TO BE DONE >> Print the entries below in their entirety, exactly as they are written.

DATASET RECORDS >>
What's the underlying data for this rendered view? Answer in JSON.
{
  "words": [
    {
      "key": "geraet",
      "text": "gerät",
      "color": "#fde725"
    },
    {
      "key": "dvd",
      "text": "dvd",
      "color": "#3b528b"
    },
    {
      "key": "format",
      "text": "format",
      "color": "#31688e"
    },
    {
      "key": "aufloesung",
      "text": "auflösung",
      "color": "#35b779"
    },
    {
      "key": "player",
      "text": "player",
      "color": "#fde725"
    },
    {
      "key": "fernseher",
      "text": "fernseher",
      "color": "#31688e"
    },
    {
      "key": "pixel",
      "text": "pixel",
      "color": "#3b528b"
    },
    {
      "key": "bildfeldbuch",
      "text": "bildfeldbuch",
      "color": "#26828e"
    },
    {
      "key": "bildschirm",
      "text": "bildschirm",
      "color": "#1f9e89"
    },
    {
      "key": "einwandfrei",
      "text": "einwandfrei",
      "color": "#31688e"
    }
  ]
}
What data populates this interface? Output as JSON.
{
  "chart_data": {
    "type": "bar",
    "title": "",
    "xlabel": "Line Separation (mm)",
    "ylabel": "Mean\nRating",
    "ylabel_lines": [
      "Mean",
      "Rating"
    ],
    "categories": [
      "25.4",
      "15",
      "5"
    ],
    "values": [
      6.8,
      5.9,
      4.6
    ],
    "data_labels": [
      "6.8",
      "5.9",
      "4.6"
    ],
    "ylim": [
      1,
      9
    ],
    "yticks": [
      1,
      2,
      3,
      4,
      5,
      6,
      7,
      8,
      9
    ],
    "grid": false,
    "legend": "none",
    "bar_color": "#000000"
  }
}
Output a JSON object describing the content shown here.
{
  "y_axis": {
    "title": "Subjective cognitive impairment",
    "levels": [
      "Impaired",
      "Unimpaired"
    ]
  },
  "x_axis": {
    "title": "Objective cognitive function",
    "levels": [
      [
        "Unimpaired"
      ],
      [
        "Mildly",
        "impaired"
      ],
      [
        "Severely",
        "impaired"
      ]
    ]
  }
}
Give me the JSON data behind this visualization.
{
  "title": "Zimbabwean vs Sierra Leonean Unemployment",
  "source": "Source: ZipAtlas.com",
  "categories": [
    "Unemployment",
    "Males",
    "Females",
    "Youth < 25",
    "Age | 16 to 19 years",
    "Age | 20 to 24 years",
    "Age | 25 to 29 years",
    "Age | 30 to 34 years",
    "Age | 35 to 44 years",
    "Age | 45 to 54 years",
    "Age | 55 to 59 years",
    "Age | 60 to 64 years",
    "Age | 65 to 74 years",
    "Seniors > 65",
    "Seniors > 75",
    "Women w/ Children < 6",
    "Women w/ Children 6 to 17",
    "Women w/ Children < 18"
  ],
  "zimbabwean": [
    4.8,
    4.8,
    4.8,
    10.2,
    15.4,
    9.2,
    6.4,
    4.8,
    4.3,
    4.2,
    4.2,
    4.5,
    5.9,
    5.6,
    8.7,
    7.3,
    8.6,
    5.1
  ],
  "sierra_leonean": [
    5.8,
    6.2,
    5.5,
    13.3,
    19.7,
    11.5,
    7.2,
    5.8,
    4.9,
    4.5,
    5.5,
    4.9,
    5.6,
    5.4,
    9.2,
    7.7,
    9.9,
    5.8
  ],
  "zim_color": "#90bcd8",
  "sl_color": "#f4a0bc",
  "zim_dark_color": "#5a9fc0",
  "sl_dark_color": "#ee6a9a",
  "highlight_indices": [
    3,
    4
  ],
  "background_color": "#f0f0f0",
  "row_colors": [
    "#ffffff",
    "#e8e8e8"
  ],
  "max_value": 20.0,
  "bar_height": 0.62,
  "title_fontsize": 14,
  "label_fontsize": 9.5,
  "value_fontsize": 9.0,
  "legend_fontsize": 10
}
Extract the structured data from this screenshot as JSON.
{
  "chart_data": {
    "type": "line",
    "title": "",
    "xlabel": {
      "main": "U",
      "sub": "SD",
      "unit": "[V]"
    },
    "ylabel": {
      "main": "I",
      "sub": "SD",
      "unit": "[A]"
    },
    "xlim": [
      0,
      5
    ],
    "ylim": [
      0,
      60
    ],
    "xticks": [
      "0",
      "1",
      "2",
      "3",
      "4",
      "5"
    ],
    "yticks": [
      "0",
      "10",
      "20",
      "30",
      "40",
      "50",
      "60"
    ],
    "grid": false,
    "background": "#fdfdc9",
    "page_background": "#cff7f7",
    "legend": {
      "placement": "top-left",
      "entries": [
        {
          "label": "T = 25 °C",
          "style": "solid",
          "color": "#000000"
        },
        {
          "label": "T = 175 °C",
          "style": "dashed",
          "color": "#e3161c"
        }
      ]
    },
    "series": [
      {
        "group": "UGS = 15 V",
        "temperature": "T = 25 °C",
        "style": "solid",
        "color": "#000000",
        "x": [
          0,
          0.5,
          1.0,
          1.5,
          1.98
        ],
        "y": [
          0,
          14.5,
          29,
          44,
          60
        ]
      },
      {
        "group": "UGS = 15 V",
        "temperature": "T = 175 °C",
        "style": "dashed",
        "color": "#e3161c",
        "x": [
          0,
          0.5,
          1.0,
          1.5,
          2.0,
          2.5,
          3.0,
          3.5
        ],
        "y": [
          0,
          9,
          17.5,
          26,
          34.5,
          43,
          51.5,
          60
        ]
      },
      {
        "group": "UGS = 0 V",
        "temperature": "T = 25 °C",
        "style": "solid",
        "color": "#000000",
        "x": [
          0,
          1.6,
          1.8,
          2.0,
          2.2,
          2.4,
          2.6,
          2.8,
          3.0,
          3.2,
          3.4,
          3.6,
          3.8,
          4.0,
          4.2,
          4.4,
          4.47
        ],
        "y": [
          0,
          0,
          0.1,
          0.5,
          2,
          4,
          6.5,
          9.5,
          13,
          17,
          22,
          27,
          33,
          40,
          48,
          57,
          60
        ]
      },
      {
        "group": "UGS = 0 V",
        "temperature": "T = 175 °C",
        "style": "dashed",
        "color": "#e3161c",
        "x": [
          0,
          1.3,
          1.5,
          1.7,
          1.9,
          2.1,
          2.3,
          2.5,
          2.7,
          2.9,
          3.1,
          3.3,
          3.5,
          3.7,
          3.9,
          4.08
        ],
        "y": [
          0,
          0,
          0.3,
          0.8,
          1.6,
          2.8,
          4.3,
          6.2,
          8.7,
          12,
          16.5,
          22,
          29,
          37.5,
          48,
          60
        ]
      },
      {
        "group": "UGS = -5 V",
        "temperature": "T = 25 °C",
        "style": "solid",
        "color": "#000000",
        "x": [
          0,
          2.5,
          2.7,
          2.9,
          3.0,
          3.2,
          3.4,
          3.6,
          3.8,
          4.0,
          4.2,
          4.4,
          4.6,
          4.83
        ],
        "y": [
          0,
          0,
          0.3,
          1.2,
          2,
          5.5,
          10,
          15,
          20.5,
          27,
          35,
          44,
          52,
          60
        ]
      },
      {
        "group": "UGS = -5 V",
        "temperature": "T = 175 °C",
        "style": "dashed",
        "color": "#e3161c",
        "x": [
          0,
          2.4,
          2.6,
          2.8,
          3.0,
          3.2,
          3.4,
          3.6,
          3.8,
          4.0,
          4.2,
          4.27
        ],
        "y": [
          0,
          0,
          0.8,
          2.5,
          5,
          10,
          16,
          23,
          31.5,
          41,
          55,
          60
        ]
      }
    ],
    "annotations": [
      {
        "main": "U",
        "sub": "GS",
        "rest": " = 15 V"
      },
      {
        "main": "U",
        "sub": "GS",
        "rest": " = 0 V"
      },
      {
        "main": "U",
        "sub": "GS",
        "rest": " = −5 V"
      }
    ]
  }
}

THE COMPLETED TASK >>
What's the underlying data for this rendered view? Answer in JSON.
{
  "words": [
    {
      "key": "geraet",
      "text": "gerät",
      "color": "#fde725"
    },
    {
      "key": "dvd",
      "text": "dvd",
      "color": "#3b528b"
    },
    {
      "key": "format",
      "text": "format",
      "color": "#31688e"
    },
    {
      "key": "aufloesung",
      "text": "auflösung",
      "color": "#35b779"
    },
    {
      "key": "player",
      "text": "player",
      "color": "#fde725"
    },
    {
      "key": "fernseher",
      "text": "fernseher",
      "color": "#31688e"
    },
    {
      "key": "pixel",
      "text": "pixel",
      "color": "#3b528b"
    },
    {
      "key": "bildfeldbuch",
      "text": "bildfeldbuch",
      "color": "#26828e"
    },
    {
      "key": "bildschirm",
      "text": "bildschirm",
      "color": "#1f9e89"
    },
    {
      "key": "einwandfrei",
      "text": "einwandfrei",
      "color": "#31688e"
    }
  ]
}
What data populates this interface? Output as JSON.
{
  "chart_data": {
    "type": "bar",
    "title": "",
    "xlabel": "Line Separation (mm)",
    "ylabel": "Mean\nRating",
    "ylabel_lines": [
      "Mean",
      "Rating"
    ],
    "categories": [
      "25.4",
      "15",
      "5"
    ],
    "values": [
      6.8,
      5.9,
      4.6
    ],
    "data_labels": [
      "6.8",
      "5.9",
      "4.6"
    ],
    "ylim": [
      1,
      9
    ],
    "yticks": [
      1,
      2,
      3,
      4,
      5,
      6,
      7,
      8,
      9
    ],
    "grid": false,
    "legend": "none",
    "bar_color": "#000000"
  }
}
Output a JSON object describing the content shown here.
{
  "y_axis": {
    "title": "Subjective cognitive impairment",
    "levels": [
      "Impaired",
      "Unimpaired"
    ]
  },
  "x_axis": {
    "title": "Objective cognitive function",
    "levels": [
      [
        "Unimpaired"
      ],
      [
        "Mildly",
        "impaired"
      ],
      [
        "Severely",
        "impaired"
      ]
    ]
  }
}
Give me the JSON data behind this visualization.
{
  "title": "Zimbabwean vs Sierra Leonean Unemployment",
  "source": "Source: ZipAtlas.com",
  "categories": [
    "Unemployment",
    "Males",
    "Females",
    "Youth < 25",
    "Age | 16 to 19 years",
    "Age | 20 to 24 years",
    "Age | 25 to 29 years",
    "Age | 30 to 34 years",
    "Age | 35 to 44 years",
    "Age | 45 to 54 years",
    "Age | 55 to 59 years",
    "Age | 60 to 64 years",
    "Age | 65 to 74 years",
    "Seniors > 65",
    "Seniors > 75",
    "Women w/ Children < 6",
    "Women w/ Children 6 to 17",
    "Women w/ Children < 18"
  ],
  "zimbabwean": [
    4.8,
    4.8,
    4.8,
    10.2,
    15.4,
    9.2,
    6.4,
    4.8,
    4.3,
    4.2,
    4.2,
    4.5,
    5.9,
    5.6,
    8.7,
    7.3,
    8.6,
    5.1
  ],
  "sierra_leonean": [
    5.8,
    6.2,
    5.5,
    13.3,
    19.7,
    11.5,
    7.2,
    5.8,
    4.9,
    4.5,
    5.5,
    4.9,
    5.6,
    5.4,
    9.2,
    7.7,
    9.9,
    5.8
  ],
  "zim_color": "#90bcd8",
  "sl_color": "#f4a0bc",
  "zim_dark_color": "#5a9fc0",
  "sl_dark_color": "#ee6a9a",
  "highlight_indices": [
    3,
    4
  ],
  "background_color": "#f0f0f0",
  "row_colors": [
    "#ffffff",
    "#e8e8e8"
  ],
  "max_value": 20.0,
  "bar_height": 0.62,
  "title_fontsize": 14,
  "label_fontsize": 9.5,
  "value_fontsize": 9.0,
  "legend_fontsize": 10
}
Extract the structured data from this screenshot as JSON.
{
  "chart_data": {
    "type": "line",
    "title": "",
    "xlabel": {
      "main": "U",
      "sub": "SD",
      "unit": "[V]"
    },
    "ylabel": {
      "main": "I",
      "sub": "SD",
      "unit": "[A]"
    },
    "xlim": [
      0,
      5
    ],
    "ylim": [
      0,
      60
    ],
    "xticks": [
      "0",
      "1",
      "2",
      "3",
      "4",
      "5"
    ],
    "yticks": [
      "0",
      "10",
      "20",
      "30",
      "40",
      "50",
      "60"
    ],
    "grid": false,
    "background": "#fdfdc9",
    "page_background": "#cff7f7",
    "legend": {
      "placement": "top-left",
      "entries": [
        {
          "label": "T = 25 °C",
          "style": "solid",
          "color": "#000000"
        },
        {
          "label": "T = 175 °C",
          "style": "dashed",
          "color": "#e3161c"
        }
      ]
    },
    "series": [
      {
        "group": "UGS = 15 V",
        "temperature": "T = 25 °C",
        "style": "solid",
        "color": "#000000",
        "x": [
          0,
          0.5,
          1.0,
          1.5,
          1.98
        ],
        "y": [
          0,
          14.5,
          29,
          44,
          60
        ]
      },
      {
        "group": "UGS = 15 V",
        "temperature": "T = 175 °C",
        "style": "dashed",
        "color": "#e3161c",
        "x": [
          0,
          0.5,
          1.0,
          1.5,
          2.0,
          2.5,
          3.0,
          3.5
        ],
        "y": [
          0,
          9,
          17.5,
          26,
          34.5,
          43,
          51.5,
          60
        ]
      },
      {
        "group": "UGS = 0 V",
        "temperature": "T = 25 °C",
        "style": "solid",
        "color": "#000000",
        "x": [
          0,
          1.6,
          1.8,
          2.0,
          2.2,
          2.4,
          2.6,
          2.8,
          3.0,
          3.2,
          3.4,
          3.6,
          3.8,
          4.0,
          4.2,
          4.4,
          4.47
        ],
        "y": [
          0,
          0,
          0.1,
          0.5,
          2,
          4,
          6.5,
          9.5,
          13,
          17,
          22,
          27,
          33,
          40,
          48,
          57,
          60
        ]
      },
      {
        "group": "UGS = 0 V",
        "temperature": "T = 175 °C",
        "style": "dashed",
        "color": "#e3161c",
        "x": [
          0,
          1.3,
          1.5,
          1.7,
          1.9,
          2.1,
          2.3,
          2.5,
          2.7,
          2.9,
          3.1,
          3.3,
          3.5,
          3.7,
          3.9,
          4.08
        ],
        "y": [
          0,
          0,
          0.3,
          0.8,
          1.6,
          2.8,
          4.3,
          6.2,
          8.7,
          12,
          16.5,
          22,
          29,
          37.5,
          48,
          60
        ]
      },
      {
        "group": "UGS = -5 V",
        "temperature": "T = 25 °C",
        "style": "solid",
        "color": "#000000",
        "x": [
          0,
          2.5,
          2.7,
          2.9,
          3.0,
          3.2,
          3.4,
          3.6,
          3.8,
          4.0,
          4.2,
          4.4,
          4.6,
          4.83
        ],
        "y": [
          0,
          0,
          0.3,
          1.2,
          2,
          5.5,
          10,
          15,
          20.5,
          27,
          35,
          44,
          52,
          60
        ]
      },
      {
        "group": "UGS = -5 V",
        "temperature": "T = 175 °C",
        "style": "dashed",
        "color": "#e3161c",
        "x": [
          0,
          2.4,
          2.6,
          2.8,
          3.0,
          3.2,
          3.4,
          3.6,
          3.8,
          4.0,
          4.2,
          4.27
        ],
        "y": [
          0,
          0,
          0.8,
          2.5,
          5,
          10,
          16,
          23,
          31.5,
          41,
          55,
          60
        ]
      }
    ],
    "annotations": [
      {
        "main": "U",
        "sub": "GS",
        "rest": " = 15 V"
      },
      {
        "main": "U",
        "sub": "GS",
        "rest": " = 0 V"
      },
      {
        "main": "U",
        "sub": "GS",
        "rest": " = −5 V"
      }
    ]
  }
}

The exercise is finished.